Your instructions: Identify and copy all lines of the material where the string "this" is found.

Record extracts:
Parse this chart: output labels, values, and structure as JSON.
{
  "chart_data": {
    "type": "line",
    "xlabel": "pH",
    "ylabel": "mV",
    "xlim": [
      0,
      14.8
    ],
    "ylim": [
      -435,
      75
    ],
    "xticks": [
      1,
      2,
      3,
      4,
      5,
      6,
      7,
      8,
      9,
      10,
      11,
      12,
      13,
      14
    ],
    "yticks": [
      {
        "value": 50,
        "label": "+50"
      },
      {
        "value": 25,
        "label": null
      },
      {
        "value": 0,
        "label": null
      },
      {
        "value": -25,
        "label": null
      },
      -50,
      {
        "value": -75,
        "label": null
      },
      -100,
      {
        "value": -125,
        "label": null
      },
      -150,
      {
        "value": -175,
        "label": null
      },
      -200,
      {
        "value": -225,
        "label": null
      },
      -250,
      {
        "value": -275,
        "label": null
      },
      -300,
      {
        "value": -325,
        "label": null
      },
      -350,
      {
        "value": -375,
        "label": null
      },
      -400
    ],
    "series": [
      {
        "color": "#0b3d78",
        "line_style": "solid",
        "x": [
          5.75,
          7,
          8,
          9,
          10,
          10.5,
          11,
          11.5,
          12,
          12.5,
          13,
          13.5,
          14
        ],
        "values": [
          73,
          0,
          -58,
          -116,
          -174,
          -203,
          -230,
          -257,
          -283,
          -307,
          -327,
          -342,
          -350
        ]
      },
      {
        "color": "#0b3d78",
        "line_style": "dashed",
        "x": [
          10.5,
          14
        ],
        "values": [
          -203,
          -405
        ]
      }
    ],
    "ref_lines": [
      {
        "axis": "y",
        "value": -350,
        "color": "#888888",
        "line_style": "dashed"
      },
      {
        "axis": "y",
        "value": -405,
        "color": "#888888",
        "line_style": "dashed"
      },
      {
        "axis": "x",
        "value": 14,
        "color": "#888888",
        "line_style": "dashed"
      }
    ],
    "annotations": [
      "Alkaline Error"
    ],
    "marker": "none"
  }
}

---

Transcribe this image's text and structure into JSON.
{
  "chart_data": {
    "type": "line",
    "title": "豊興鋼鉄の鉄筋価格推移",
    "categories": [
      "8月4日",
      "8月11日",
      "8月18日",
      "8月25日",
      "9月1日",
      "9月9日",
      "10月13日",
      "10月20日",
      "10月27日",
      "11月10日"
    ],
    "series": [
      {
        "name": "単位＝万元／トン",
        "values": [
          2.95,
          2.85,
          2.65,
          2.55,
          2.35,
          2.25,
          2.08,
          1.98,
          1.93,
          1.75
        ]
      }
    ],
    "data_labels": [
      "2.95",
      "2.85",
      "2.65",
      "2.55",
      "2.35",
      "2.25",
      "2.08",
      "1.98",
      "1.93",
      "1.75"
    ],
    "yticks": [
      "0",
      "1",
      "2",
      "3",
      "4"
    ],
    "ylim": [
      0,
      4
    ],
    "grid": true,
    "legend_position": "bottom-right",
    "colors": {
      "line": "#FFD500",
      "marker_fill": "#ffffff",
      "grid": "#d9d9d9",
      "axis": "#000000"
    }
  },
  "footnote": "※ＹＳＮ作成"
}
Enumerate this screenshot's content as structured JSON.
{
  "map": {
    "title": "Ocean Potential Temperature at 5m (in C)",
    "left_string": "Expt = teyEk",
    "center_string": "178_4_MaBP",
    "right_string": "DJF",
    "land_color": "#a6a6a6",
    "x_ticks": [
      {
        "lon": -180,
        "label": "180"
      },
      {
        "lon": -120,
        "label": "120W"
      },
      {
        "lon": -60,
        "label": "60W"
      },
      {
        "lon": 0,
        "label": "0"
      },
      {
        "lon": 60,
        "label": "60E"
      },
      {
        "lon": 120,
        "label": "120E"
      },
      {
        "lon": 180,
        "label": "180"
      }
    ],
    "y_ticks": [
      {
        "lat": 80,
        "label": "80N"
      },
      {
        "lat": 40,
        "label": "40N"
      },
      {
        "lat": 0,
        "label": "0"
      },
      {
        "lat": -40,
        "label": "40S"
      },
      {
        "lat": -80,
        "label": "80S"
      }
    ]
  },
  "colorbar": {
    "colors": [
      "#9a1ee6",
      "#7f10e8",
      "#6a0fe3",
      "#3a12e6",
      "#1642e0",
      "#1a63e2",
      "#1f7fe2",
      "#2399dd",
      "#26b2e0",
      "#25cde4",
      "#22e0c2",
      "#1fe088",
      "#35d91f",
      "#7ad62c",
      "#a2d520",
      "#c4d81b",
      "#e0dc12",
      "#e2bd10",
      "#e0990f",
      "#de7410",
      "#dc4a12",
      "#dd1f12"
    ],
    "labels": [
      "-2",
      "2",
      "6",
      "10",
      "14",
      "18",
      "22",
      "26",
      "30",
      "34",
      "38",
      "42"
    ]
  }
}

Written response:
Parse this chart: output labels, values, and structure as JSON.
Transcribe this image's text and structure into JSON.
Enumerate this screenshot's content as structured JSON.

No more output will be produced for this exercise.